(Stored items from a collection)
-.-.-

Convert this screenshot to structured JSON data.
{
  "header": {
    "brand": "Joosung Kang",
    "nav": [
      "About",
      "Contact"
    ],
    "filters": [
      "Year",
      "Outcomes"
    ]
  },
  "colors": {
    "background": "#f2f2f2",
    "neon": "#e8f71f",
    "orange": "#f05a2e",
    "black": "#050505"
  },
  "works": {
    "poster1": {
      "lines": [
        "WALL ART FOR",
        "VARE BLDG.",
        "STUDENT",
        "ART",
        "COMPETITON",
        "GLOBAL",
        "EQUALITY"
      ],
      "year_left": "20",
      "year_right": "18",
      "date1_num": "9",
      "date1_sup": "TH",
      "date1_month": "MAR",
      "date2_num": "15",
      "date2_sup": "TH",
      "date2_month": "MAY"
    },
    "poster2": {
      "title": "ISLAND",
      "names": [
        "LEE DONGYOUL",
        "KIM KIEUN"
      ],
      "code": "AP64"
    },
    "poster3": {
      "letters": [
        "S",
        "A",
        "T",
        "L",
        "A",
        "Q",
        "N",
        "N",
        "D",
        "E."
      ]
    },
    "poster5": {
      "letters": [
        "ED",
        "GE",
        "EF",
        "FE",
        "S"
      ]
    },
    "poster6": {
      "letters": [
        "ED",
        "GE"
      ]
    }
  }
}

-.-.-

GOAL OF THE EXERCISE: Output the full listing without altering anything.

WRITTEN RESPONSE:
Convert this screenshot to structured JSON data.
{
  "header": {
    "brand": "Joosung Kang",
    "nav": [
      "About",
      "Contact"
    ],
    "filters": [
      "Year",
      "Outcomes"
    ]
  },
  "colors": {
    "background": "#f2f2f2",
    "neon": "#e8f71f",
    "orange": "#f05a2e",
    "black": "#050505"
  },
  "works": {
    "poster1": {
      "lines": [
        "WALL ART FOR",
        "VARE BLDG.",
        "STUDENT",
        "ART",
        "COMPETITON",
        "GLOBAL",
        "EQUALITY"
      ],
      "year_left": "20",
      "year_right": "18",
      "date1_num": "9",
      "date1_sup": "TH",
      "date1_month": "MAR",
      "date2_num": "15",
      "date2_sup": "TH",
      "date2_month": "MAY"
    },
    "poster2": {
      "title": "ISLAND",
      "names": [
        "LEE DONGYOUL",
        "KIM KIEUN"
      ],
      "code": "AP64"
    },
    "poster3": {
      "letters": [
        "S",
        "A",
        "T",
        "L",
        "A",
        "Q",
        "N",
        "N",
        "D",
        "E."
      ]
    },
    "poster5": {
      "letters": [
        "ED",
        "GE",
        "EF",
        "FE",
        "S"
      ]
    },
    "poster6": {
      "letters": [
        "ED",
        "GE"
      ]
    }
  }
}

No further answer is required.